Stated exercise: Output every entry exactly as written, but omit the pictures.

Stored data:
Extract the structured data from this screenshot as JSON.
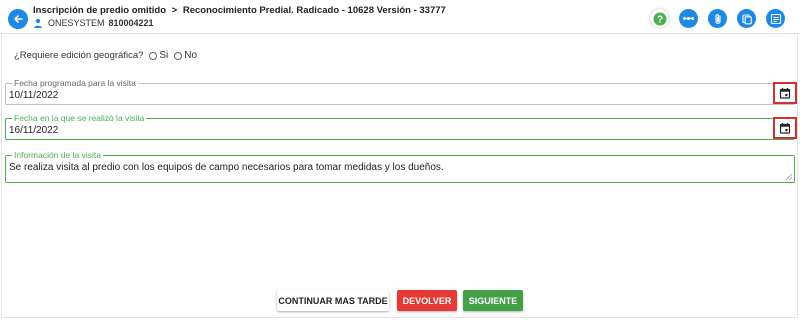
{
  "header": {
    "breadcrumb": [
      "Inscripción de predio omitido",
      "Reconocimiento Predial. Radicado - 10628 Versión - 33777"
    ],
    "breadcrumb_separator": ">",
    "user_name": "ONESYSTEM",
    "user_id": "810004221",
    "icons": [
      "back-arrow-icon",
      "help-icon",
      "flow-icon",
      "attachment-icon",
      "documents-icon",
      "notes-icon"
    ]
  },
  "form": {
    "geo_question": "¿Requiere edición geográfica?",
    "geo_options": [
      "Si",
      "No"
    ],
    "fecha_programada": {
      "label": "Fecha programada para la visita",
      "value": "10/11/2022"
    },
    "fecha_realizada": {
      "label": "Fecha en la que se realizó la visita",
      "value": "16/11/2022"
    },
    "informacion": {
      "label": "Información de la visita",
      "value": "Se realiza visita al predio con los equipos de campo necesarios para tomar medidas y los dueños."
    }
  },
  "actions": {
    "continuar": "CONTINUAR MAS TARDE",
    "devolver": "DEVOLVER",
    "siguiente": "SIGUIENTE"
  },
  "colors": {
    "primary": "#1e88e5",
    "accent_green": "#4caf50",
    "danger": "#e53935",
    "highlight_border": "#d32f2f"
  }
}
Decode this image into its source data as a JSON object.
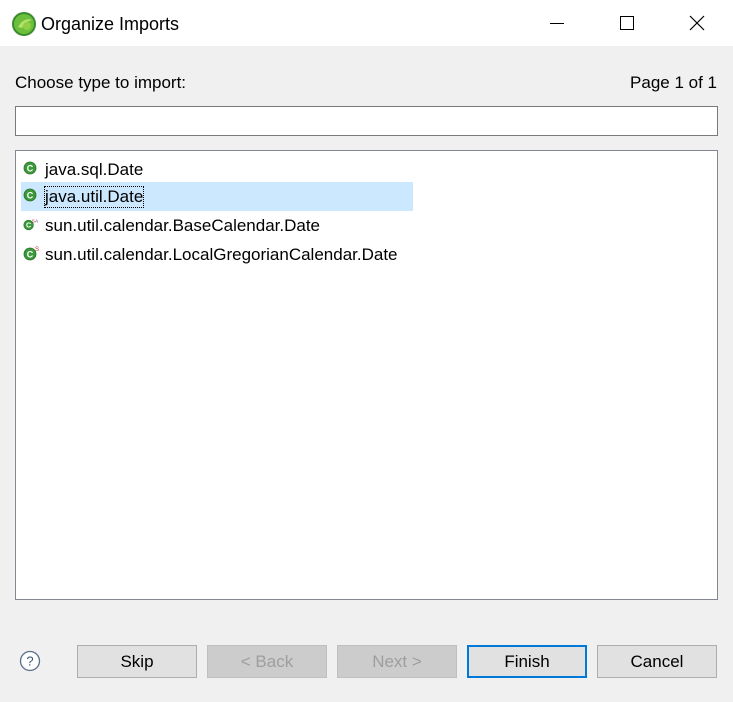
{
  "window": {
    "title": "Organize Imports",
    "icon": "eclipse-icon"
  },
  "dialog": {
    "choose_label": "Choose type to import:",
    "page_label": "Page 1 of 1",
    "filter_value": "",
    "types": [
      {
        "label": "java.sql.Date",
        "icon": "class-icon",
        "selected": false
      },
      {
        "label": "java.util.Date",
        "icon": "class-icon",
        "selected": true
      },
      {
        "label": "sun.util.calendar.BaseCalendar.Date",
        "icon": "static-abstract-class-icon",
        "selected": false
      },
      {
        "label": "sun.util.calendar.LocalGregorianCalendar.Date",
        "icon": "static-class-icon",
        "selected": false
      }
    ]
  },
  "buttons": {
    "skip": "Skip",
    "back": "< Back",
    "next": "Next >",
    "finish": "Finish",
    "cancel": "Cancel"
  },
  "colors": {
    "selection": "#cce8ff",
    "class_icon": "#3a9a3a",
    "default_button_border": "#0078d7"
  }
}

Result for this exercise:
Extract the structured data from this screenshot as JSON.
{
  "header": {
    "breadcrumb": [
      "Inscripción de predio omitido",
      "Reconocimiento Predial. Radicado - 10628 Versión - 33777"
    ],
    "breadcrumb_separator": ">",
    "user_name": "ONESYSTEM",
    "user_id": "810004221",
    "icons": [
      "back-arrow-icon",
      "help-icon",
      "flow-icon",
      "attachment-icon",
      "documents-icon",
      "notes-icon"
    ]
  },
  "form": {
    "geo_question": "¿Requiere edición geográfica?",
    "geo_options": [
      "Si",
      "No"
    ],
    "fecha_programada": {
      "label": "Fecha programada para la visita",
      "value": "10/11/2022"
    },
    "fecha_realizada": {
      "label": "Fecha en la que se realizó la visita",
      "value": "16/11/2022"
    },
    "informacion": {
      "label": "Información de la visita",
      "value": "Se realiza visita al predio con los equipos de campo necesarios para tomar medidas y los dueños."
    }
  },
  "actions": {
    "continuar": "CONTINUAR MAS TARDE",
    "devolver": "DEVOLVER",
    "siguiente": "SIGUIENTE"
  },
  "colors": {
    "primary": "#1e88e5",
    "accent_green": "#4caf50",
    "danger": "#e53935",
    "highlight_border": "#d32f2f"
  }
}
Decode this image into its source data as a JSON object.
{
  "window": {
    "title": "Organize Imports",
    "icon": "eclipse-icon"
  },
  "dialog": {
    "choose_label": "Choose type to import:",
    "page_label": "Page 1 of 1",
    "filter_value": "",
    "types": [
      {
        "label": "java.sql.Date",
        "icon": "class-icon",
        "selected": false
      },
      {
        "label": "java.util.Date",
        "icon": "class-icon",
        "selected": true
      },
      {
        "label": "sun.util.calendar.BaseCalendar.Date",
        "icon": "static-abstract-class-icon",
        "selected": false
      },
      {
        "label": "sun.util.calendar.LocalGregorianCalendar.Date",
        "icon": "static-class-icon",
        "selected": false
      }
    ]
  },
  "buttons": {
    "skip": "Skip",
    "back": "< Back",
    "next": "Next >",
    "finish": "Finish",
    "cancel": "Cancel"
  },
  "colors": {
    "selection": "#cce8ff",
    "class_icon": "#3a9a3a",
    "default_button_border": "#0078d7"
  }
}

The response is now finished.